▶ [TEXT EXCERPT]

Come at 8:30 to check in and have your continental breakfast.
The seminar starts at 9AM sharp.
Buffet Lunch will be served on the deck at NOON.
Bring your sextant, if you have one. There will be a few available if you do not have one.
Introduction
There are about forty different methods of navigating celestially that are in use today. All are complicated and learning even the ones commonly known to be “easy” can still be confusing. All require significant theoretical study and some even require the use of scientific calculators and knowledge of higher mathematics.
In the Famous Three Hour Tour, Capt. Mike has successfully eliminated the minutia, almost all the math, and has created a method which provides a comfortable degree of accuracy for any sailor to find their way across any ocean. Yes, all in three hours!
Course Outline
- Introduction and Important History
- Navigation in the age of Discovery
- There Be Dragons Here…
Think Like a Navigator
- Tour of the Blue Marble we call Planet Earth
- Let’s look up!
Time is Longitude
- Understanding time
- GMT/UTC
- Time Zones
- As Navigator, you get to tell the Captain what time it is aboard the boat!
- Clocks aboard the boat
Nautical Almanac
- We’ll take a tour of this essential reference, and learn what data we need to pull from it to find the position of the sun at any moment of the day.
- How to predict “noon.”
- GHA
- Declination
The Sextant
- How it works
- What we do with it
- How to correct it for increased accuracy in our position finding
The Sun’s Travels During the Day
- Measure three times, cut once.

▶ [SHORT EXERCISE A] Return the passage of the celestial navigation seminar text from "Course Outline" to "Let’s look up!".
▶ [SHORT EXERCISE B] In the celestial navigation seminar text, list every item that appears under the heading "Time is Longitude".
▶ [SHORT EXERCISE C] For each statement, say whether the celestial navigation seminar text agrees with it, and quote the words that decide it: (i) lunch is served on the deck at noon; (ii) only participants who own a sextant can take part; (iii) about thirty methods of celestial navigation are in use today.
Nothing in the lines that follow the seminar text is needed.

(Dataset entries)
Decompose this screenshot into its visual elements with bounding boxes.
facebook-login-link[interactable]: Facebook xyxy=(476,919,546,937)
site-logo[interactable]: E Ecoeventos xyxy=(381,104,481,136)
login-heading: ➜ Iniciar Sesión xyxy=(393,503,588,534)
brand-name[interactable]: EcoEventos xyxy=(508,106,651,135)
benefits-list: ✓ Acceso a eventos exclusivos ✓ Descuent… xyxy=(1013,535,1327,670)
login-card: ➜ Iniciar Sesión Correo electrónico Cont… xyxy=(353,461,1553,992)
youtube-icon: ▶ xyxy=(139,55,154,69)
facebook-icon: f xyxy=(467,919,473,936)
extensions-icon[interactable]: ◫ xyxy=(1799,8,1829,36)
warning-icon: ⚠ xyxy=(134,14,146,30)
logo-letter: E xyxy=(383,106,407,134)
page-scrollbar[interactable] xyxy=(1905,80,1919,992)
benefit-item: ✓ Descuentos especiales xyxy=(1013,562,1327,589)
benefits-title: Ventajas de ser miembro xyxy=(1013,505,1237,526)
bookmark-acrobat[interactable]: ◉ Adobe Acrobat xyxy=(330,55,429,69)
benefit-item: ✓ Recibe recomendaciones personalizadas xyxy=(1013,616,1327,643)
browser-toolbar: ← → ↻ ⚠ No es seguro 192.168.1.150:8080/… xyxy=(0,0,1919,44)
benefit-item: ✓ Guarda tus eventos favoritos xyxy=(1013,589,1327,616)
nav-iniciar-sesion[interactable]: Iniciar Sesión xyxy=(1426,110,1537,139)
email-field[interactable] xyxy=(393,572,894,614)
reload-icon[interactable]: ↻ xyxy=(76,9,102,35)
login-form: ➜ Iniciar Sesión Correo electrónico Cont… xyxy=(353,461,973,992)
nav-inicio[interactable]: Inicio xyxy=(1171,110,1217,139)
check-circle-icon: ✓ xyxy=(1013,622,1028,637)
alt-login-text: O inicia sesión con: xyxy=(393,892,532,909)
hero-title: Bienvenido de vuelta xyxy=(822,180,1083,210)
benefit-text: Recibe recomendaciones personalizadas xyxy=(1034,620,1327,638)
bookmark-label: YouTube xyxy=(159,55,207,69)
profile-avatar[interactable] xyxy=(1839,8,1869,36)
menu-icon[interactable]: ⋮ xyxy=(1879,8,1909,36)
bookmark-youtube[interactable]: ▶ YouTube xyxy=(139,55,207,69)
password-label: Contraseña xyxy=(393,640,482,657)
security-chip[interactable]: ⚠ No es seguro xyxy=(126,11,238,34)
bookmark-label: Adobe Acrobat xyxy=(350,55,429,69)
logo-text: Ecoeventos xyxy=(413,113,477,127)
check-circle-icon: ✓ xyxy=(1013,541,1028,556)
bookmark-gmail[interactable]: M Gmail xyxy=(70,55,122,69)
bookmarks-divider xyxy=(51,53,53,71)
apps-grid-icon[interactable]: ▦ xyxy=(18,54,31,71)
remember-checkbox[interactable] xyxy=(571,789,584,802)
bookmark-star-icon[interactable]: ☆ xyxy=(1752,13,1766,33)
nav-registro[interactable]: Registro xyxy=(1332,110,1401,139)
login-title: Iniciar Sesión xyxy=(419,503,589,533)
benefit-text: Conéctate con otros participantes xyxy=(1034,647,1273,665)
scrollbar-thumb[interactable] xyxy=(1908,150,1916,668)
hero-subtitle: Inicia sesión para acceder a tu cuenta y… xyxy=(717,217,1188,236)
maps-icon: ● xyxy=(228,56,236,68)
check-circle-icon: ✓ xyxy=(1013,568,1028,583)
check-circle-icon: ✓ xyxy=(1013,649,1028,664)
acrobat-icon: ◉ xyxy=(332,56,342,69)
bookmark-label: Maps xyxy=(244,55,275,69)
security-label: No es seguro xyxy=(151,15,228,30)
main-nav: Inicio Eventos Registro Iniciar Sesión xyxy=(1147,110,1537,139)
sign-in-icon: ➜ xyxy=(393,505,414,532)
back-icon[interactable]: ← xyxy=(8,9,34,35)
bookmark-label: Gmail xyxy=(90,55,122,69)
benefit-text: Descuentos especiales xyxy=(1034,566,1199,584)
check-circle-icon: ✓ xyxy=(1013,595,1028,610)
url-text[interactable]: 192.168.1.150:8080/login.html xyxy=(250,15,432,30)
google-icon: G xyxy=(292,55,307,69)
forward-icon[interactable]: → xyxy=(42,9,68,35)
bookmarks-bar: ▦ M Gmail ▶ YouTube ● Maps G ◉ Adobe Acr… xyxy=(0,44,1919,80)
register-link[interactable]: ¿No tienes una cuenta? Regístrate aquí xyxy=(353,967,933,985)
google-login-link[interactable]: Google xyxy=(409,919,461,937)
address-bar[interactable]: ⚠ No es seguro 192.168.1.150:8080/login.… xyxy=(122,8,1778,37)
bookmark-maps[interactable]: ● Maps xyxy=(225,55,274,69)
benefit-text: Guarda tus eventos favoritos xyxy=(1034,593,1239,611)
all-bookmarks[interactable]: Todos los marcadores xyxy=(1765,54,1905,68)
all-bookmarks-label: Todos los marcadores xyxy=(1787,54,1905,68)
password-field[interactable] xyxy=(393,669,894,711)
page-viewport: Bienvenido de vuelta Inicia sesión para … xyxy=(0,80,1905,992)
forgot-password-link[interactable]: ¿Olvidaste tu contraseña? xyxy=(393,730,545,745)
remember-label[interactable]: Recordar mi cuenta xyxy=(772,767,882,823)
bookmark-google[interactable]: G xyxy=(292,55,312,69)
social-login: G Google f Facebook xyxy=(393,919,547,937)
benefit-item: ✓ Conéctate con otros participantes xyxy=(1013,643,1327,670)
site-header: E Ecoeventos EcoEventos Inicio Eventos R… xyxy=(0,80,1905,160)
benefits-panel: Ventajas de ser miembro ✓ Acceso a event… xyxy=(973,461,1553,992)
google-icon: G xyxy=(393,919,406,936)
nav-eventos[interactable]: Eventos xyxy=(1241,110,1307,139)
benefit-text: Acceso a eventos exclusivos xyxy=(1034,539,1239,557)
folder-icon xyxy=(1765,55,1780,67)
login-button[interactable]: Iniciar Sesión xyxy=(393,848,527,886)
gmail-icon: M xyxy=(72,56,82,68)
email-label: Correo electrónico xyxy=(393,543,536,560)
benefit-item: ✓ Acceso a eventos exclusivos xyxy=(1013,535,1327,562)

▶ [TASK RESPONSE A]
Course Outline
- Introduction and Important History
- Navigation in the age of Discovery
- There Be Dragons Here…
Think Like a Navigator
- Tour of the Blue Marble we call Planet Earth
- Let’s look up!

▶ [TASK RESPONSE B]
- Understanding time
- GMT/UTC
- Time Zones
- As Navigator, you get to tell the Captain what time it is aboard the boat!
- Clocks aboard the boat

▶ [TASK RESPONSE C]
(i) Yes: "Buffet Lunch will be served on the deck at NOON."
(ii) No: "There will be a few available if you do not have one."
(iii) No: "There are about forty different methods of navigating celestially that are in use today."